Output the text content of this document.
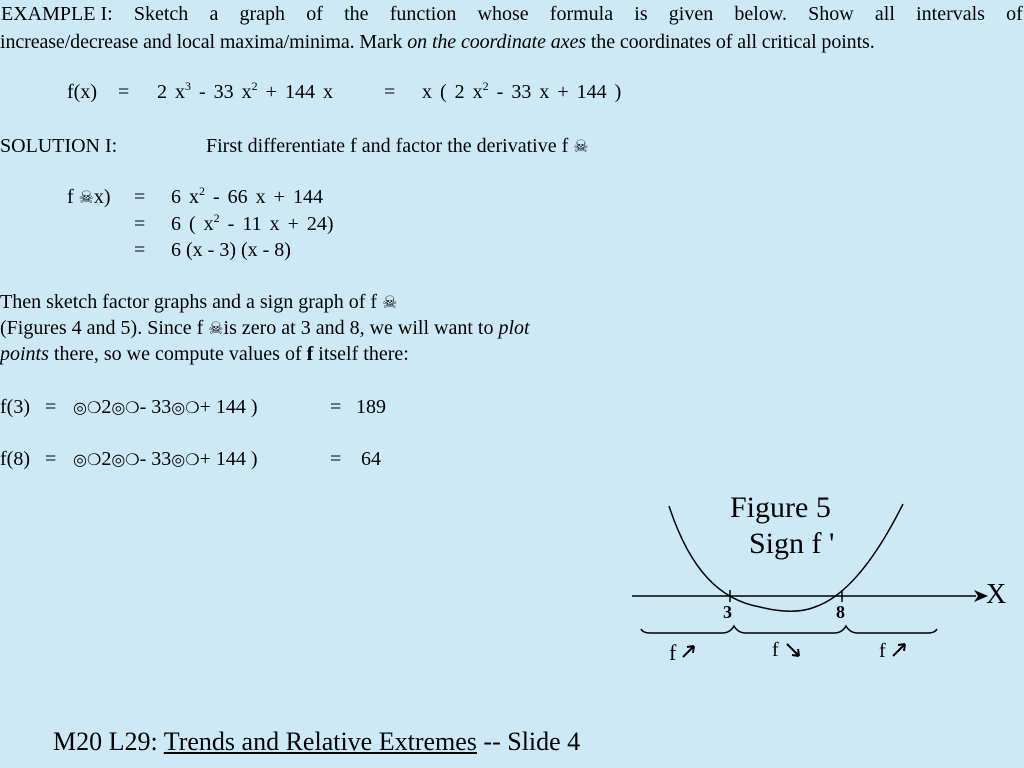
EXAMPLE I: Sketch a graph of the function whose formula is given below. Show all intervals of
increase/decrease and local maxima/minima. Mark on the coordinate axes the coordinates of all critical points.
f(x) = 2 $x^3 - 33$ $x^2 + 144$ x	= x ( 2 $x^2 - 33$ x + 144 )
SOLUTION I:	First differentiate f and factor the derivative f ☠
f ☠x) = 6 $x^2 - 66$ x + 144
= 6 ( $x^2 - 11$ x + 24)
= 6 (x - 3) (x - 8)
Then sketch factor graphs and a sign graph of f ☠
(Figures 4 and 5). Since f ☠is zero at 3 and 8, we will want to plot
points there, so we compute values of f itself there:
f(3) = ◎❍2◎❍- 33◎❍+ 144 )	= 189
f(8) = ◎❍2◎❍- 33◎❍+ 144 )	= 64
Figure 5
Sign f '
X
3	8
f	f	f
M20 L29: Trends and Relative Extremes -- Slide 4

==============================

Given exercise — Work out how many lines in the records above contain the word "points", and give only that number.

The reply — 2